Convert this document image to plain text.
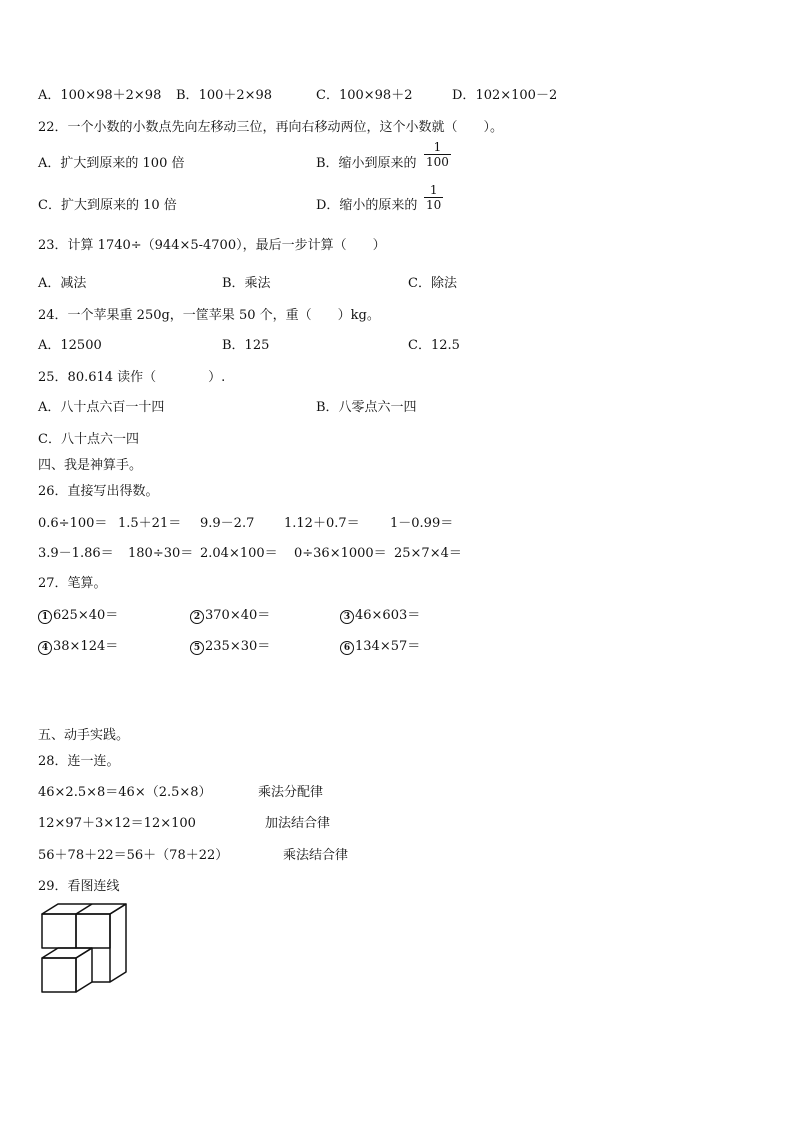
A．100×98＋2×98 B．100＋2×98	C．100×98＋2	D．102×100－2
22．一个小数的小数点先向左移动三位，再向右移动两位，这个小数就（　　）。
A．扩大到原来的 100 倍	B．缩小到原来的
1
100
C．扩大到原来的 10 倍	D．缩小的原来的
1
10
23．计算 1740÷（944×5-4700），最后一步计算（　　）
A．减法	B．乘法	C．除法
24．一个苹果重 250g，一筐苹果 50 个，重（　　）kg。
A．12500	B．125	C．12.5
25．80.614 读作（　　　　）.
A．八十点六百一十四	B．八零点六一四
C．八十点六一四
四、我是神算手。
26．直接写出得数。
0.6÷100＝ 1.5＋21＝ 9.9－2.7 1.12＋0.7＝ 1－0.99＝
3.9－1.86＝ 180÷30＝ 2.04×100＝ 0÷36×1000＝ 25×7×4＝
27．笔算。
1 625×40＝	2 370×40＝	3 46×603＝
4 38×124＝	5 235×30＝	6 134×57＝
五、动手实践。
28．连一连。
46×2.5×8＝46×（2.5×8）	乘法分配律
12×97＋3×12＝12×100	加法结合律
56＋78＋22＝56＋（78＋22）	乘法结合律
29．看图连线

...

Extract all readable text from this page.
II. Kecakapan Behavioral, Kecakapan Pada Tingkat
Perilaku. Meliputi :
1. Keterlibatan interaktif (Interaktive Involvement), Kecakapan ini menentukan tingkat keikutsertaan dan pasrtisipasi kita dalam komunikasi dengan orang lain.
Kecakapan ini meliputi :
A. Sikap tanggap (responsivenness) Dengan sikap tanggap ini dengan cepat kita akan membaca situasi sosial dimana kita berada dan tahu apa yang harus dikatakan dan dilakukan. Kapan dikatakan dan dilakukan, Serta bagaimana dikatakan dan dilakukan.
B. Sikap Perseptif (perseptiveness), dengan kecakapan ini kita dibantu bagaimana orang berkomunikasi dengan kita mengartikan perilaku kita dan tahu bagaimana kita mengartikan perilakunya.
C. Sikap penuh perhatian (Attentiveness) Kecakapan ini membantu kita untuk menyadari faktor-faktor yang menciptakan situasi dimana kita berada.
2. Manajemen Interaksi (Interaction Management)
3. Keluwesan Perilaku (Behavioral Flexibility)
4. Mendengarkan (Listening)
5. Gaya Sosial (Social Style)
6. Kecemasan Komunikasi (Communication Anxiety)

- _Set exercise_
Show, from the listing above, each line that contains the word "Sikap".

- _Solution for this task_
A. Sikap tanggap (responsivenness) Dengan sikap tanggap ini dengan cepat kita akan membaca situasi sosial dimana kita berada dan tahu apa yang harus dikatakan dan dilakukan. Kapan dikatakan dan dilakukan, Serta bagaimana dikatakan dan dilakukan.
B. Sikap Perseptif (perseptiveness), dengan kecakapan ini kita dibantu bagaimana orang berkomunikasi dengan kita mengartikan perilaku kita dan tahu bagaimana kita mengartikan perilakunya.
C. Sikap penuh perhatian (Attentiveness) Kecakapan ini membantu kita untuk menyadari faktor-faktor yang menciptakan situasi dimana kita berada.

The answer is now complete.